Brief = How many lines hold the string "PITCH"? Give only the number.
☆ ☆ ☆ ☆
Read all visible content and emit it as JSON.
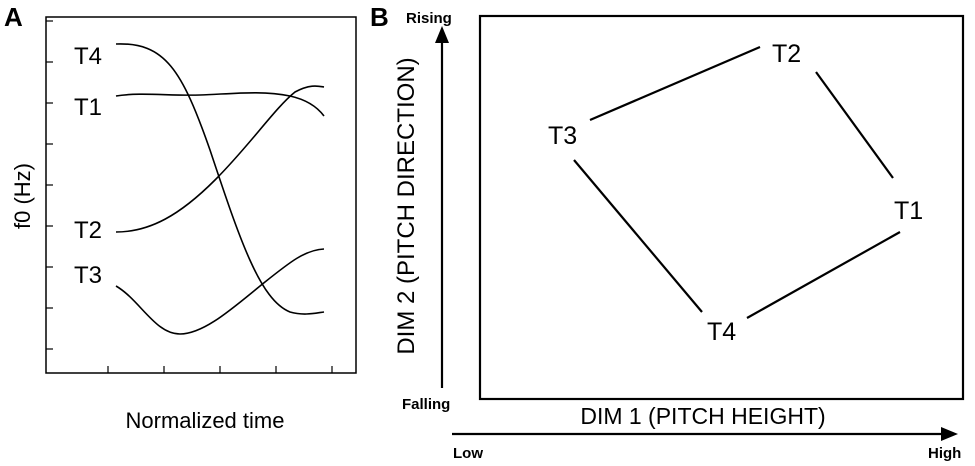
{
  "panel_a": {
    "letter": "A",
    "ylabel": "f0 (Hz)",
    "xlabel": "Normalized time",
    "tones": [
      {
        "label": "T4"
      },
      {
        "label": "T1"
      },
      {
        "label": "T2"
      },
      {
        "label": "T3"
      }
    ]
  },
  "panel_b": {
    "letter": "B",
    "xlabel": "DIM 1 (PITCH HEIGHT)",
    "ylabel": "DIM 2 (PITCH DIRECTION)",
    "x_low": "Low",
    "x_high": "High",
    "y_low": "Falling",
    "y_high": "Rising",
    "nodes": [
      {
        "label": "T2"
      },
      {
        "label": "T3"
      },
      {
        "label": "T1"
      },
      {
        "label": "T4"
      }
    ]
  }
}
☆ ☆ ☆ ☆
Response = 2